» Available records:

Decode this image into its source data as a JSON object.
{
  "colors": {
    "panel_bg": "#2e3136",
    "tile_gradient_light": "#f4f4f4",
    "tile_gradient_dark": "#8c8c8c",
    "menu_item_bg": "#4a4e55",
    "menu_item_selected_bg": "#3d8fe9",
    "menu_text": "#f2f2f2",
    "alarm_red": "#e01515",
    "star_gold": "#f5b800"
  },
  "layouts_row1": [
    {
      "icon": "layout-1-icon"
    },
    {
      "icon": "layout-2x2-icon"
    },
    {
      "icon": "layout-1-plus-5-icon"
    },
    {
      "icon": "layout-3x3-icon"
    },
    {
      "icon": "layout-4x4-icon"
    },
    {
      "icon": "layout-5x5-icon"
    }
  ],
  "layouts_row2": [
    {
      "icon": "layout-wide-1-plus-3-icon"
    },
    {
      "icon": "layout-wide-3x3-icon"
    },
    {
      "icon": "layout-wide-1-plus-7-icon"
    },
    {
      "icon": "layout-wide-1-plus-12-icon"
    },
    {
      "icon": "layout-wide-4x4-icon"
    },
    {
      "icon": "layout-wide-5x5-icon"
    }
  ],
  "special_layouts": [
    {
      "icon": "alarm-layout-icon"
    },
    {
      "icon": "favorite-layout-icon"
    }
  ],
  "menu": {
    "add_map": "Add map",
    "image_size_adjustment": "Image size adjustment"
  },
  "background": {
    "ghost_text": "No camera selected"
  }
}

» Given request:
Locate all lines in the listing above with the word "plus". Copy them.

» Solution to this problem:
      "icon": "layout-1-plus-5-icon"
      "icon": "layout-wide-1-plus-3-icon"
      "icon": "layout-wide-1-plus-7-icon"
      "icon": "layout-wide-1-plus-12-icon"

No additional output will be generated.